→ **JOB**
Scan the records and identify every line in which the string "Name" occurs, then return those lines.

Collection entries
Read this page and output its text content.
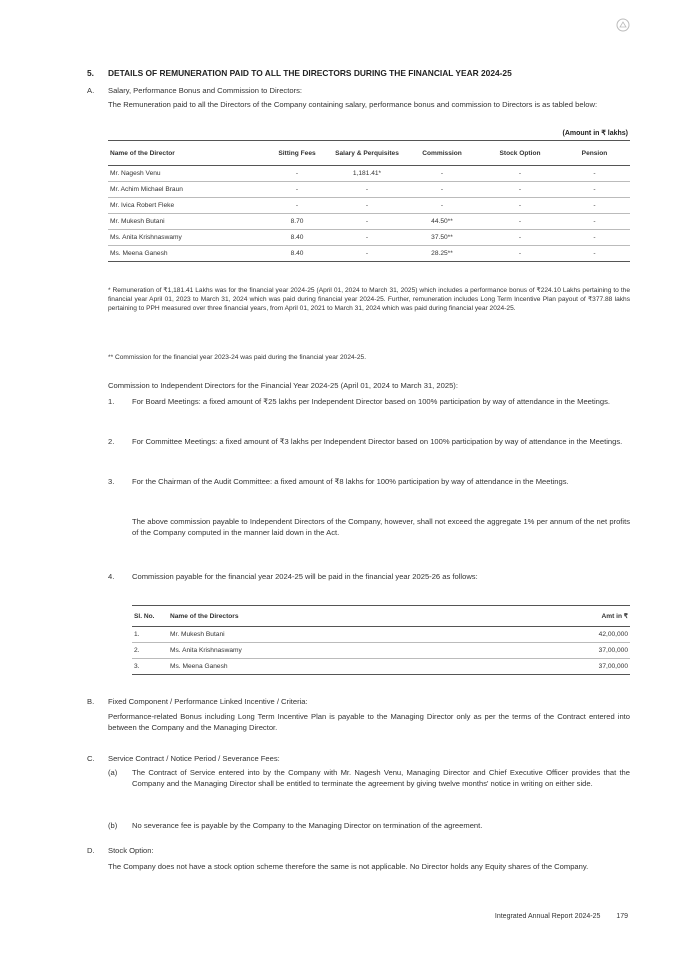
5. DETAILS OF REMUNERATION PAID TO ALL THE DIRECTORS DURING THE FINANCIAL YEAR 2024-25
A. Salary, Performance Bonus and Commission to Directors:
The Remuneration paid to all the Directors of the Company containing salary, performance bonus and commission to Directors is as tabled below:
(Amount in ₹ lakhs)
Name of the Director	Sitting Fees	Salary & Perquisites	Commission	Stock Option	Pension
Mr. Nagesh Venu	-	1,181.41*	-	-	-
Mr. Achim Michael Braun	-	-	-	-	-
Mr. Ivica Robert Fleke	-	-	-	-	-
Mr. Mukesh Butani	8.70	-	44.50**	-	-
Ms. Anita Krishnaswamy	8.40	-	37.50**	-	-
Ms. Meena Ganesh	8.40	-	28.25**	-	-
* Remuneration of ₹1,181.41 Lakhs was for the financial year 2024-25 (April 01, 2024 to March 31, 2025) which includes a performance bonus of ₹224.10 Lakhs pertaining to the financial year April 01, 2023 to March 31, 2024 which was paid during financial year 2024-25. Further, remuneration includes Long Term Incentive Plan payout of ₹377.88 lakhs pertaining to PPH measured over three financial years, from April 01, 2021 to March 31, 2024 which was paid during financial year 2024-25.
** Commission for the financial year 2023-24 was paid during the financial year 2024-25.
Commission to Independent Directors for the Financial Year 2024-25 (April 01, 2024 to March 31, 2025):
1. For Board Meetings: a fixed amount of ₹25 lakhs per Independent Director based on 100% participation by way of attendance in the Meetings.
2. For Committee Meetings: a fixed amount of ₹3 lakhs per Independent Director based on 100% participation by way of attendance in the Meetings.
3. For the Chairman of the Audit Committee: a fixed amount of ₹8 lakhs for 100% participation by way of attendance in the Meetings.
The above commission payable to Independent Directors of the Company, however, shall not exceed the aggregate 1% per annum of the net profits of the Company computed in the manner laid down in the Act.
4. Commission payable for the financial year 2024-25 will be paid in the financial year 2025-26 as follows:
Sl. No.	Name of the Directors	Amt in ₹
1.	Mr. Mukesh Butani	42,00,000
2.	Ms. Anita Krishnaswamy	37,00,000
3.	Ms. Meena Ganesh	37,00,000
B. Fixed Component / Performance Linked Incentive / Criteria:
Performance-related Bonus including Long Term Incentive Plan is payable to the Managing Director only as per the terms of the Contract entered into between the Company and the Managing Director.
C. Service Contract / Notice Period / Severance Fees:
(a) The Contract of Service entered into by the Company with Mr. Nagesh Venu, Managing Director and Chief Executive Officer provides that the Company and the Managing Director shall be entitled to terminate the agreement by giving twelve months' notice in writing on either side.
(b) No severance fee is payable by the Company to the Managing Director on termination of the agreement.
D. Stock Option:
The Company does not have a stock option scheme therefore the same is not applicable. No Director holds any Equity shares of the Company.
Integrated Annual Report 2024-25 179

→ **OUTPUT OF THE EXERCISE**
Name of the Director	Sitting Fees	Salary & Perquisites	Commission	Stock Option	Pension
Sl. No.	Name of the Directors	Amt in ₹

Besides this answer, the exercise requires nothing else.